* Exercise task
Give the material again in full, matching it exactly.

[Dataset items]
^^^^

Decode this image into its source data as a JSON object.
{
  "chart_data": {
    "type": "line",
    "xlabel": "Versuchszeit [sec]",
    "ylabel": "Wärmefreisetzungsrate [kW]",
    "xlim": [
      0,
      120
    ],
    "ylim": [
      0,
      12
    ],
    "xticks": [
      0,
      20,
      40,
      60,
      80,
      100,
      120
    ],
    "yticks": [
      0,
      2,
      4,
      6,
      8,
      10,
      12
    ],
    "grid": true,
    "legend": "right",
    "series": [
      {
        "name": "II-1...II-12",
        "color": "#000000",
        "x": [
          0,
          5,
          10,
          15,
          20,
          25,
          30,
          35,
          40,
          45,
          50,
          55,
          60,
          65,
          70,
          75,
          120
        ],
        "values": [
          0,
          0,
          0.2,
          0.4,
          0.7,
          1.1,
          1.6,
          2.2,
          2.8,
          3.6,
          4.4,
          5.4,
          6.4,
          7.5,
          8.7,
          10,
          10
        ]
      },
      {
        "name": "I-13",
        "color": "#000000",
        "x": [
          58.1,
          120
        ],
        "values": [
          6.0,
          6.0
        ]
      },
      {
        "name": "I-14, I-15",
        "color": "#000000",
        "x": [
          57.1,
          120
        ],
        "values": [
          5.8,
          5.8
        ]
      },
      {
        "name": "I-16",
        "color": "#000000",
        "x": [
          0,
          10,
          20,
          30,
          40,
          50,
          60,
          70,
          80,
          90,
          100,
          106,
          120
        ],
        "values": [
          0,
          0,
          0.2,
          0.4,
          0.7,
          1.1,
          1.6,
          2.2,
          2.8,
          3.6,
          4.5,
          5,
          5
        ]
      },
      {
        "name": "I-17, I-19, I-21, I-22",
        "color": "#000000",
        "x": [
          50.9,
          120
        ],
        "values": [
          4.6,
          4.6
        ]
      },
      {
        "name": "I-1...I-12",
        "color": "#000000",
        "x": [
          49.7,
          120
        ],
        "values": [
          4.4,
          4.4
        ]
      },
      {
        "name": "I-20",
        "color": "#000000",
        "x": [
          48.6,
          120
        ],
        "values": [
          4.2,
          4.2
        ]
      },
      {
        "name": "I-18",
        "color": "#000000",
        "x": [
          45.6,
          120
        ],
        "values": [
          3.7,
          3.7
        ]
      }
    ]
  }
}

^^^^

* Full solution
Decode this image into its source data as a JSON object.
{
  "chart_data": {
    "type": "line",
    "xlabel": "Versuchszeit [sec]",
    "ylabel": "Wärmefreisetzungsrate [kW]",
    "xlim": [
      0,
      120
    ],
    "ylim": [
      0,
      12
    ],
    "xticks": [
      0,
      20,
      40,
      60,
      80,
      100,
      120
    ],
    "yticks": [
      0,
      2,
      4,
      6,
      8,
      10,
      12
    ],
    "grid": true,
    "legend": "right",
    "series": [
      {
        "name": "II-1...II-12",
        "color": "#000000",
        "x": [
          0,
          5,
          10,
          15,
          20,
          25,
          30,
          35,
          40,
          45,
          50,
          55,
          60,
          65,
          70,
          75,
          120
        ],
        "values": [
          0,
          0,
          0.2,
          0.4,
          0.7,
          1.1,
          1.6,
          2.2,
          2.8,
          3.6,
          4.4,
          5.4,
          6.4,
          7.5,
          8.7,
          10,
          10
        ]
      },
      {
        "name": "I-13",
        "color": "#000000",
        "x": [
          58.1,
          120
        ],
        "values": [
          6.0,
          6.0
        ]
      },
      {
        "name": "I-14, I-15",
        "color": "#000000",
        "x": [
          57.1,
          120
        ],
        "values": [
          5.8,
          5.8
        ]
      },
      {
        "name": "I-16",
        "color": "#000000",
        "x": [
          0,
          10,
          20,
          30,
          40,
          50,
          60,
          70,
          80,
          90,
          100,
          106,
          120
        ],
        "values": [
          0,
          0,
          0.2,
          0.4,
          0.7,
          1.1,
          1.6,
          2.2,
          2.8,
          3.6,
          4.5,
          5,
          5
        ]
      },
      {
        "name": "I-17, I-19, I-21, I-22",
        "color": "#000000",
        "x": [
          50.9,
          120
        ],
        "values": [
          4.6,
          4.6
        ]
      },
      {
        "name": "I-1...I-12",
        "color": "#000000",
        "x": [
          49.7,
          120
        ],
        "values": [
          4.4,
          4.4
        ]
      },
      {
        "name": "I-20",
        "color": "#000000",
        "x": [
          48.6,
          120
        ],
        "values": [
          4.2,
          4.2
        ]
      },
      {
        "name": "I-18",
        "color": "#000000",
        "x": [
          45.6,
          120
        ],
        "values": [
          3.7,
          3.7
        ]
      }
    ]
  }
}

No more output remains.